--- DOCUMENT EXCERPT ---

Dmytro Hordiyenko

Personal information
- Full name: Dmytro Oleksandrovych Hordiyenko
- Date of birth: 2 March 1983 (age 43)
- Place of birth: Dnipropetrovsk, Ukrainian SSR, Soviet Union
- Height: 1.82 m (6 ft 0 in)
- Position: Forward

Senior career*
- Years: Team / Apps / (Gls)
- 2002: FC LUKOR Kalush / 2 / (0)
- 2002: FC Prykarpattya Ivano-Frankivsk / 2 / (0)
- 2003–2004: FC Podillya Khmelnytskyi / 39 / (2)
- 2005–2006: FC Nafkom Brovary / 38 / (5)
- 2007–2008: FC Enerhetyk Burshtyn / 35 / (18)
- 2008–2009: FC Lviv / 12 / (1)
- 2009–2010: FC Enerhetyk Burshtyn / 24 / (5)

= Dmytro Hordiyenko =

Ukrainian footballer

Dmytro Oleksandrovych Hordiyenko (Дмитро Олександрович Гордієнко; born 2 March 1983) is a professional Ukrainian football striker who played for FC Lviv in the Ukrainian Premier League. He moved to FC Lviv from Enerhetyk Burshtyn during the 2008 summer transfer season. Dymytro retired in 2008 finishing his career in the Ukrainian Premier League with a game against Shakhtar Donetsk on 21st November.

--- DATA SHOWN ---
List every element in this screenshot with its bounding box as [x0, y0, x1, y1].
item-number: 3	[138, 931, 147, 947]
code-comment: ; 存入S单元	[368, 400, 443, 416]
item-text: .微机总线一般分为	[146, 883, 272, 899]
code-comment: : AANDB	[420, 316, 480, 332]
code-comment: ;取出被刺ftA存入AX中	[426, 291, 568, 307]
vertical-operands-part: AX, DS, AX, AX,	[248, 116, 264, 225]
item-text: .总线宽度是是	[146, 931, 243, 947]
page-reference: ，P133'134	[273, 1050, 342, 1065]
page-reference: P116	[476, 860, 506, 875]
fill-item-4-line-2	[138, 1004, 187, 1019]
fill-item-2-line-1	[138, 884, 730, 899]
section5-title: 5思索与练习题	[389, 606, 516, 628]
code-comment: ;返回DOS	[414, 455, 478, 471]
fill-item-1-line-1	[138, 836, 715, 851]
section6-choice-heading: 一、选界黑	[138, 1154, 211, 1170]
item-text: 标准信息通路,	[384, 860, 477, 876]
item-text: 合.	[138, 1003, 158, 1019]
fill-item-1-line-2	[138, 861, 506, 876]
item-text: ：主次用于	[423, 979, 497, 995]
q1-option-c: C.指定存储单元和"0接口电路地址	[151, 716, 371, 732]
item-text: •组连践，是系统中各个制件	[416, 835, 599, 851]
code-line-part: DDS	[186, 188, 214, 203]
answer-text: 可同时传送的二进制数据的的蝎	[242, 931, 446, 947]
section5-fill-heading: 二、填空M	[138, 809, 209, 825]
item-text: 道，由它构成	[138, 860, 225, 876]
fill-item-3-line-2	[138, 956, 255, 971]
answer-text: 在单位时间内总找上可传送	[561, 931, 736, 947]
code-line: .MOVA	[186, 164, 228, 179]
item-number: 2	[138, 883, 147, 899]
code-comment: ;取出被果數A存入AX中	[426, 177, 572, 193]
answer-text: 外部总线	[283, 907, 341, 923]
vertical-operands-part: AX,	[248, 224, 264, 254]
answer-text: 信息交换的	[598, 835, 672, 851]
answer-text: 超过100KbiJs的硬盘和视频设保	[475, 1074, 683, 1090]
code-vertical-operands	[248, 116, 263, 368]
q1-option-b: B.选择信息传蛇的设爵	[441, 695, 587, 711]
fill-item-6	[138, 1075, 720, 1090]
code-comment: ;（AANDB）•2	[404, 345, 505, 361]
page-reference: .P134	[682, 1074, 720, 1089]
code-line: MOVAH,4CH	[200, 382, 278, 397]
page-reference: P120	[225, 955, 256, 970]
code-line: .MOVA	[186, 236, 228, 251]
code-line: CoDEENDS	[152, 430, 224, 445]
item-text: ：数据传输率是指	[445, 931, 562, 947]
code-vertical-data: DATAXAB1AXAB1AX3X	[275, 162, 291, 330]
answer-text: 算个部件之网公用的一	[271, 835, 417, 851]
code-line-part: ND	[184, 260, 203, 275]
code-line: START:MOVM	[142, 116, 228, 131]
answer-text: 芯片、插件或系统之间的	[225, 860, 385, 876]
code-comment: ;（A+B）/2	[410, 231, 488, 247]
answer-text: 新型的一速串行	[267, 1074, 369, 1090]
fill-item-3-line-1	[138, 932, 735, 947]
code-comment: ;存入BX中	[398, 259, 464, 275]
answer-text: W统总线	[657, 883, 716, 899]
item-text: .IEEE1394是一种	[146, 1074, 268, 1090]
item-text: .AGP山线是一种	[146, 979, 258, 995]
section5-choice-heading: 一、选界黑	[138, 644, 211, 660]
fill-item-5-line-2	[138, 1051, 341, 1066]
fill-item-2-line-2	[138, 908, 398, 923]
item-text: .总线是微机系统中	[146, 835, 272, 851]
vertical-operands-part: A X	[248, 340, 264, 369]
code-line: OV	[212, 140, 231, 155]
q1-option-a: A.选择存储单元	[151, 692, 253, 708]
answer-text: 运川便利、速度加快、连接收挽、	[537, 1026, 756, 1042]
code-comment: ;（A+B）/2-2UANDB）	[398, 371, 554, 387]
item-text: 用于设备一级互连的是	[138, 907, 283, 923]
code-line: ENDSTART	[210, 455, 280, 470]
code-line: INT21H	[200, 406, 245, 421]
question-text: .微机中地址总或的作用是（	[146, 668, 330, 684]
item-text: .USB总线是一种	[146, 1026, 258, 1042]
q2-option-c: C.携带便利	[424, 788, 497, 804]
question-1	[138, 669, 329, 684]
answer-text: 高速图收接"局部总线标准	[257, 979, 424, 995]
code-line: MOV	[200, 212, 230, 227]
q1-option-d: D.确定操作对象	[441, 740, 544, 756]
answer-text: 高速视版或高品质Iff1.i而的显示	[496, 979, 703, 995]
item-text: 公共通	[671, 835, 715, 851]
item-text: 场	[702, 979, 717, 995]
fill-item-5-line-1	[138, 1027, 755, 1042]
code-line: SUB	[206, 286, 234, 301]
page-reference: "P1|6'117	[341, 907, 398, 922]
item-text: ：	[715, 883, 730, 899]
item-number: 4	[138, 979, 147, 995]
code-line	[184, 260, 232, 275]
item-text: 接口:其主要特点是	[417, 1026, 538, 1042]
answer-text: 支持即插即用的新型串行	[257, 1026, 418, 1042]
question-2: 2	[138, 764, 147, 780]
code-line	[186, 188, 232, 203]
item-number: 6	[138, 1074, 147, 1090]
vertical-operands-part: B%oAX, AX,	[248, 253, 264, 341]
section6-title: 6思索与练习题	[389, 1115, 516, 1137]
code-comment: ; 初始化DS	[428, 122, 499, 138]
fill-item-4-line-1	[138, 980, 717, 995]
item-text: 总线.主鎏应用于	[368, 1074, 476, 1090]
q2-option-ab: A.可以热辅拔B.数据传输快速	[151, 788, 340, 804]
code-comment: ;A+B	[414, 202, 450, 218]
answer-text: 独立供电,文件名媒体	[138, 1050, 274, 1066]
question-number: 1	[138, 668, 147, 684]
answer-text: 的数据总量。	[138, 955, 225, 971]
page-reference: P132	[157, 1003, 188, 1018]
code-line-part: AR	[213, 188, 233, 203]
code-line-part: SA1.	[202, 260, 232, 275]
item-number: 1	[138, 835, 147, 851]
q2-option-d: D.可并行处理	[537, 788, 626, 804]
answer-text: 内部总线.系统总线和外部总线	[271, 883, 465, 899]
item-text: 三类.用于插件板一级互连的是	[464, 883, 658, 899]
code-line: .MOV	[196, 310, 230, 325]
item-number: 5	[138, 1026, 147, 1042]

--- REQUIREMENT ---
Retype the part of the Dmytro Hordiyenko profile starting with "Senior career*" and going on through "Lviv / 12 / (1)". This data comes from a separate source and is unrelated to the profile of Dmytro Hordiyenko.

--- FINISHED EXERCISE ---
Senior career*
- Years: Team / Apps / (Gls)
- 2002: FC LUKOR Kalush / 2 / (0)
- 2002: FC Prykarpattya Ivano-Frankivsk / 2 / (0)
- 2003–2004: FC Podillya Khmelnytskyi / 39 / (2)
- 2005–2006: FC Nafkom Brovary / 38 / (5)
- 2007–2008: FC Enerhetyk Burshtyn / 35 / (18)
- 2008–2009: FC Lviv / 12 / (1)